• _GOAL OF THE EXERCISE_: Check the listing below for lines that hold "table". How many are there? Please give only the number.

— Start DATA PROVIDED —

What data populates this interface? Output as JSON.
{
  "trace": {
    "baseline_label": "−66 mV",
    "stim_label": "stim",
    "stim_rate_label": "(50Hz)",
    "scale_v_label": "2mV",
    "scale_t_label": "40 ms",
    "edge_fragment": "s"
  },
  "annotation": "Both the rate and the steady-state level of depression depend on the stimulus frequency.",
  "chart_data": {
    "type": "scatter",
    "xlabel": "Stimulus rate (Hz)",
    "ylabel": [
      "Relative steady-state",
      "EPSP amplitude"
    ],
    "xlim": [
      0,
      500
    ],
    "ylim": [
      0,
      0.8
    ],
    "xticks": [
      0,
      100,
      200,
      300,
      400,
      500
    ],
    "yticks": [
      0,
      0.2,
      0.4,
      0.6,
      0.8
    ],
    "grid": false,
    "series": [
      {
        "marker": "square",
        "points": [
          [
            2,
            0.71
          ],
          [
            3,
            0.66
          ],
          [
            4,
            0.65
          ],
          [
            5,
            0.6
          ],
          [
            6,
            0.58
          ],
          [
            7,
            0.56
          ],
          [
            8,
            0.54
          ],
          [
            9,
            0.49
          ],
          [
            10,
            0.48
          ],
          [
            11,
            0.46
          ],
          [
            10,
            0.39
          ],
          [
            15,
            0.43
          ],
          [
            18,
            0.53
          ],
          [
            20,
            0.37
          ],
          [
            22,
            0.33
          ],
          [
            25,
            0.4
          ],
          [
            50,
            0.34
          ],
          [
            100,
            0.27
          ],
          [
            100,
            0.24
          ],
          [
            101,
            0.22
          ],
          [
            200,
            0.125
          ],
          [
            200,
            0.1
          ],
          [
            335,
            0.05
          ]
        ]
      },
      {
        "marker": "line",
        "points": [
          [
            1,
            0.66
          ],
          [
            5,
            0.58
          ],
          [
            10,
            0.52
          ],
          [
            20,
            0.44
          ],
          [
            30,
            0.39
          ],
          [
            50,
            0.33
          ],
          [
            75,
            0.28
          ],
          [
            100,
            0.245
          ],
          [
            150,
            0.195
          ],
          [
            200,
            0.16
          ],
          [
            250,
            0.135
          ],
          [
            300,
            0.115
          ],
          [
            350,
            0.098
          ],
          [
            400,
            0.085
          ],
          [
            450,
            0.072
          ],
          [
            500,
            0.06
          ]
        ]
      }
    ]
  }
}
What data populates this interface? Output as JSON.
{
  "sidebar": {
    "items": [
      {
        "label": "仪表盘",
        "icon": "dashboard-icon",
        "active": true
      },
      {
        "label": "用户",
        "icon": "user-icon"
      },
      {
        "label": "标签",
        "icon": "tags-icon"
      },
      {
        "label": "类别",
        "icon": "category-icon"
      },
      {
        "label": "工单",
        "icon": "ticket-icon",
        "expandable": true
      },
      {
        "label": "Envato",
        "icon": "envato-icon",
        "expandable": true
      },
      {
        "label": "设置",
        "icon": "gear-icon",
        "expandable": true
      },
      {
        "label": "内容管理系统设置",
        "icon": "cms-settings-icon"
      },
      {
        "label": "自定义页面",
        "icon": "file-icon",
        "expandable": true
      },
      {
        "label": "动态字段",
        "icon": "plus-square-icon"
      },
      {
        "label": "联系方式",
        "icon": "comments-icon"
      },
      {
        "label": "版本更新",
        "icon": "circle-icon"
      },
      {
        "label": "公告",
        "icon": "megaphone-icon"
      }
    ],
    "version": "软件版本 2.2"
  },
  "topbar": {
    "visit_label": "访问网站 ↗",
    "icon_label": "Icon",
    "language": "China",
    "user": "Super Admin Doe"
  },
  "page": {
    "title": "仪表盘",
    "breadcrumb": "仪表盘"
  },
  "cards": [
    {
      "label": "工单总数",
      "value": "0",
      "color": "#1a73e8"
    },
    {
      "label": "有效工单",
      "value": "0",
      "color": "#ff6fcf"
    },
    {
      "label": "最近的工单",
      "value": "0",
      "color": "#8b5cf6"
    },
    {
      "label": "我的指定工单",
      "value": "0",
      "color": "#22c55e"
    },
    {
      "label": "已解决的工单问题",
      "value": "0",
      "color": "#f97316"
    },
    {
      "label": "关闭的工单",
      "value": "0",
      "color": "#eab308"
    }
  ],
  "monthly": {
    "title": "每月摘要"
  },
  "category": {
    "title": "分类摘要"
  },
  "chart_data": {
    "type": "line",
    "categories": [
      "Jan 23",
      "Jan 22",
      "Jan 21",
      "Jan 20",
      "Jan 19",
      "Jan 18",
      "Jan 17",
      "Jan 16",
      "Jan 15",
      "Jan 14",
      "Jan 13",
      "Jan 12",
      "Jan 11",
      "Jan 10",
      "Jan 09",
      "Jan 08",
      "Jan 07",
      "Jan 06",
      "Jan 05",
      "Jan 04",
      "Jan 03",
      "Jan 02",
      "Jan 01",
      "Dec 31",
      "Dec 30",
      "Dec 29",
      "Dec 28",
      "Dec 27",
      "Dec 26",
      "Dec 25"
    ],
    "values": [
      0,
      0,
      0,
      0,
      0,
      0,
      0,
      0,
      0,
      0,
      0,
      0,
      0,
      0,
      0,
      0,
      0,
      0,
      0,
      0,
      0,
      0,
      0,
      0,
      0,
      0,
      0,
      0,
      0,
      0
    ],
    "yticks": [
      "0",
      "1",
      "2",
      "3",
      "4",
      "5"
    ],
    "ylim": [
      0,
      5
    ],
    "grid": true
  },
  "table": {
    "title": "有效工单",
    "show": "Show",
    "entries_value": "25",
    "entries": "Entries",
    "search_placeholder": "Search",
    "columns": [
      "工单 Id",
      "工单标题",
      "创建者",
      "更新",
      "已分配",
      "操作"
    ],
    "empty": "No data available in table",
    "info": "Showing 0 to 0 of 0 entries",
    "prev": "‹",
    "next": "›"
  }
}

— End DATA PROVIDED —

• _TASK RESPONSE_: 2